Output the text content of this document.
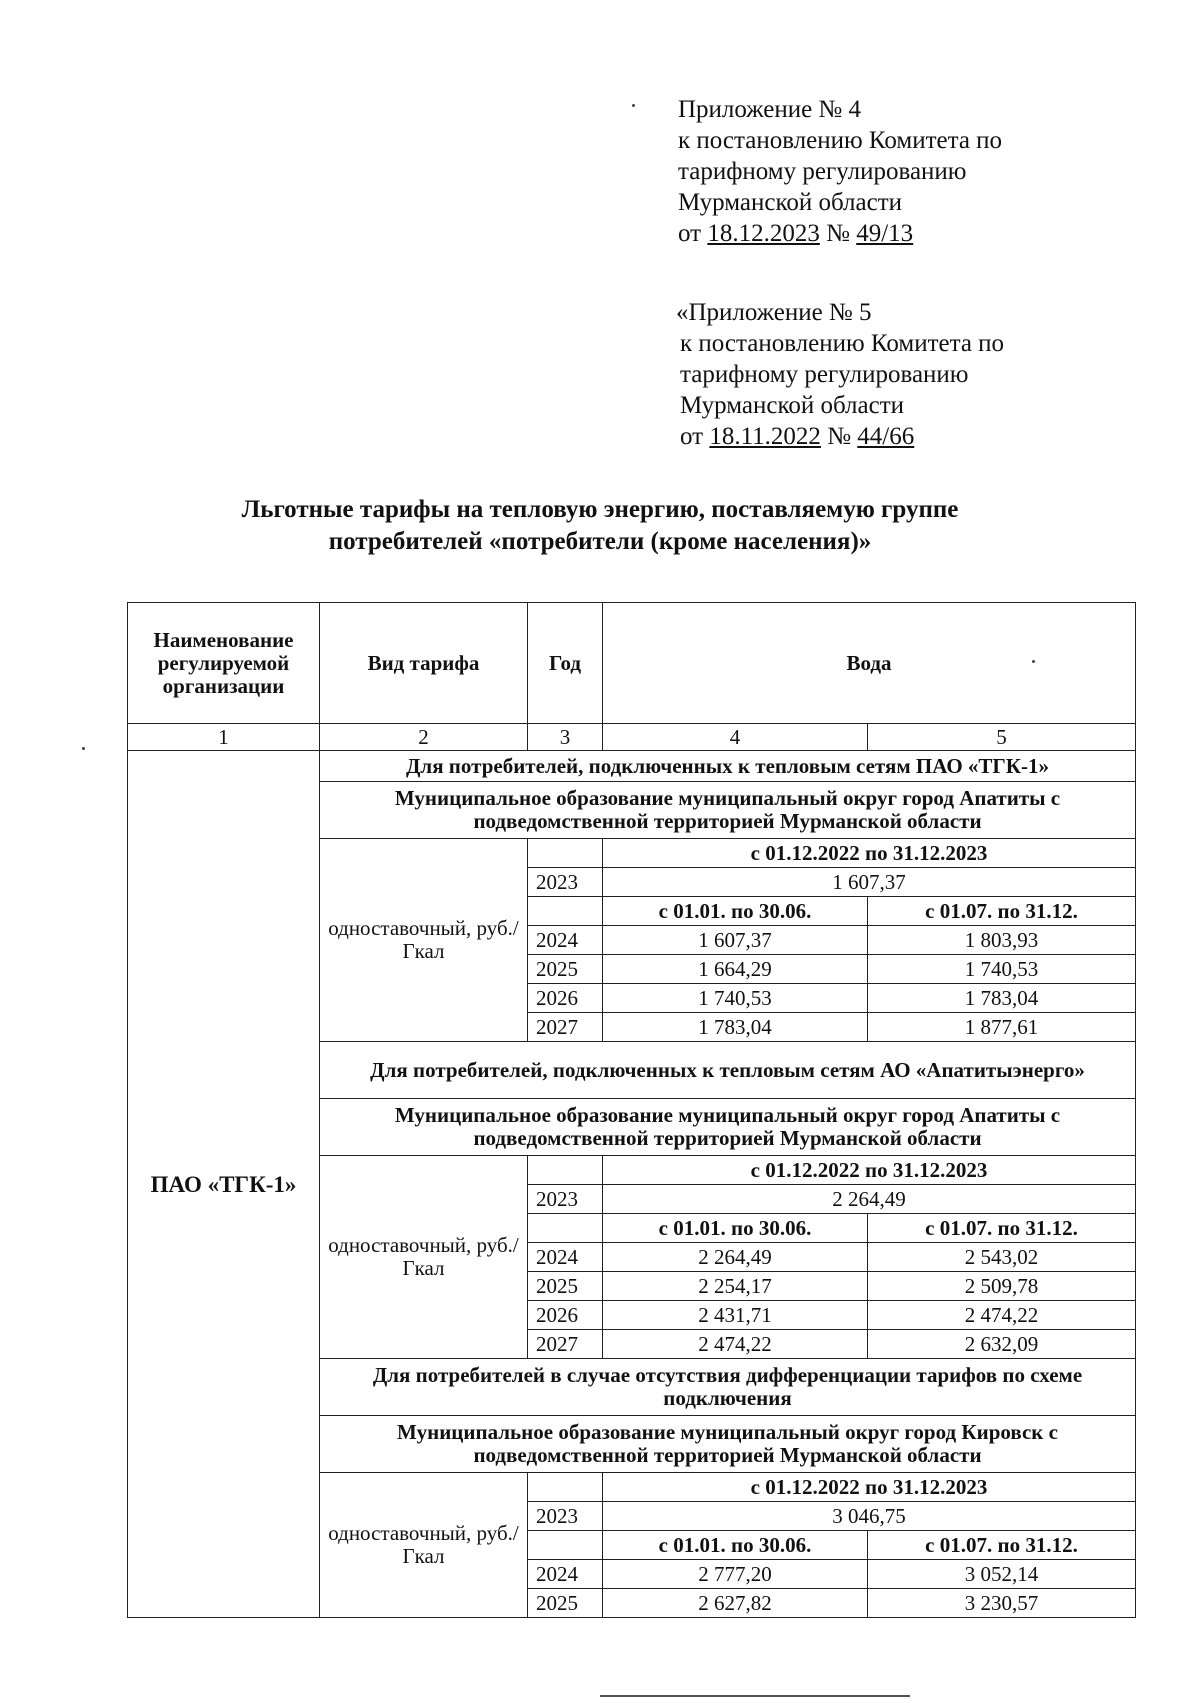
Приложение № 4
к постановлению Комитета по
тарифному регулированию
Мурманской области
от 18.12.2023 № 49/13
«Приложение № 5
к постановлению Комитета по
тарифному регулированию
Мурманской области
от 18.11.2022 № 44/66
Льготные тарифы на тепловую энергию, поставляемую группе
потребителей «потребители (кроме населения)»
Наименование регулируемой организации	Вид тарифа	Год	Вода	
1	2	3	4	5
ПАО «ТГК-1»	Для потребителей, подключенных к тепловым сетям ПАО «ТГК-1»			
	Муниципальное образование муниципальный округ город Апатиты с подведомственной территорией Мурманской области			
	одноставочный, руб./Гкал		с 01.12.2022 по 31.12.2023	
		2023	1 607,37	
			с 01.01. по 30.06.	с 01.07. по 31.12.
		2024	1 607,37	1 803,93
		2025	1 664,29	1 740,53
		2026	1 740,53	1 783,04
		2027	1 783,04	1 877,61
	Для потребителей, подключенных к тепловым сетям АО «Апатитыэнерго»			
	Муниципальное образование муниципальный округ город Апатиты с подведомственной территорией Мурманской области			
	одноставочный, руб./Гкал		с 01.12.2022 по 31.12.2023	
		2023	2 264,49	
			с 01.01. по 30.06.	с 01.07. по 31.12.
		2024	2 264,49	2 543,02
		2025	2 254,17	2 509,78
		2026	2 431,71	2 474,22
		2027	2 474,22	2 632,09
	Для потребителей в случае отсутствия дифференциации тарифов по схеме подключения			
	Муниципальное образование муниципальный округ город Кировск с подведомственной территорией Мурманской области			
	одноставочный, руб./Гкал		с 01.12.2022 по 31.12.2023	
		2023	3 046,75	
			с 01.01. по 30.06.	с 01.07. по 31.12.
		2024	2 777,20	3 052,14
		2025	2 627,82	3 230,57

### SET PROBLEM
Take the listing and print it again exactly, but without any pictures.

### TASK SOLUTION
Output the text content of this document.
Приложение № 4
к постановлению Комитета по
тарифному регулированию
Мурманской области
от 18.12.2023 № 49/13
«Приложение № 5
к постановлению Комитета по
тарифному регулированию
Мурманской области
от 18.11.2022 № 44/66
Льготные тарифы на тепловую энергию, поставляемую группе
потребителей «потребители (кроме населения)»
Наименование регулируемой организации	Вид тарифа	Год	Вода	
1	2	3	4	5
ПАО «ТГК-1»	Для потребителей, подключенных к тепловым сетям ПАО «ТГК-1»			
	Муниципальное образование муниципальный округ город Апатиты с подведомственной территорией Мурманской области			
	одноставочный, руб./Гкал		с 01.12.2022 по 31.12.2023	
		2023	1 607,37	
			с 01.01. по 30.06.	с 01.07. по 31.12.
		2024	1 607,37	1 803,93
		2025	1 664,29	1 740,53
		2026	1 740,53	1 783,04
		2027	1 783,04	1 877,61
	Для потребителей, подключенных к тепловым сетям АО «Апатитыэнерго»			
	Муниципальное образование муниципальный округ город Апатиты с подведомственной территорией Мурманской области			
	одноставочный, руб./Гкал		с 01.12.2022 по 31.12.2023	
		2023	2 264,49	
			с 01.01. по 30.06.	с 01.07. по 31.12.
		2024	2 264,49	2 543,02
		2025	2 254,17	2 509,78
		2026	2 431,71	2 474,22
		2027	2 474,22	2 632,09
	Для потребителей в случае отсутствия дифференциации тарифов по схеме подключения			
	Муниципальное образование муниципальный округ город Кировск с подведомственной территорией Мурманской области			
	одноставочный, руб./Гкал		с 01.12.2022 по 31.12.2023	
		2023	3 046,75	
			с 01.01. по 30.06.	с 01.07. по 31.12.
		2024	2 777,20	3 052,14
		2025	2 627,82	3 230,57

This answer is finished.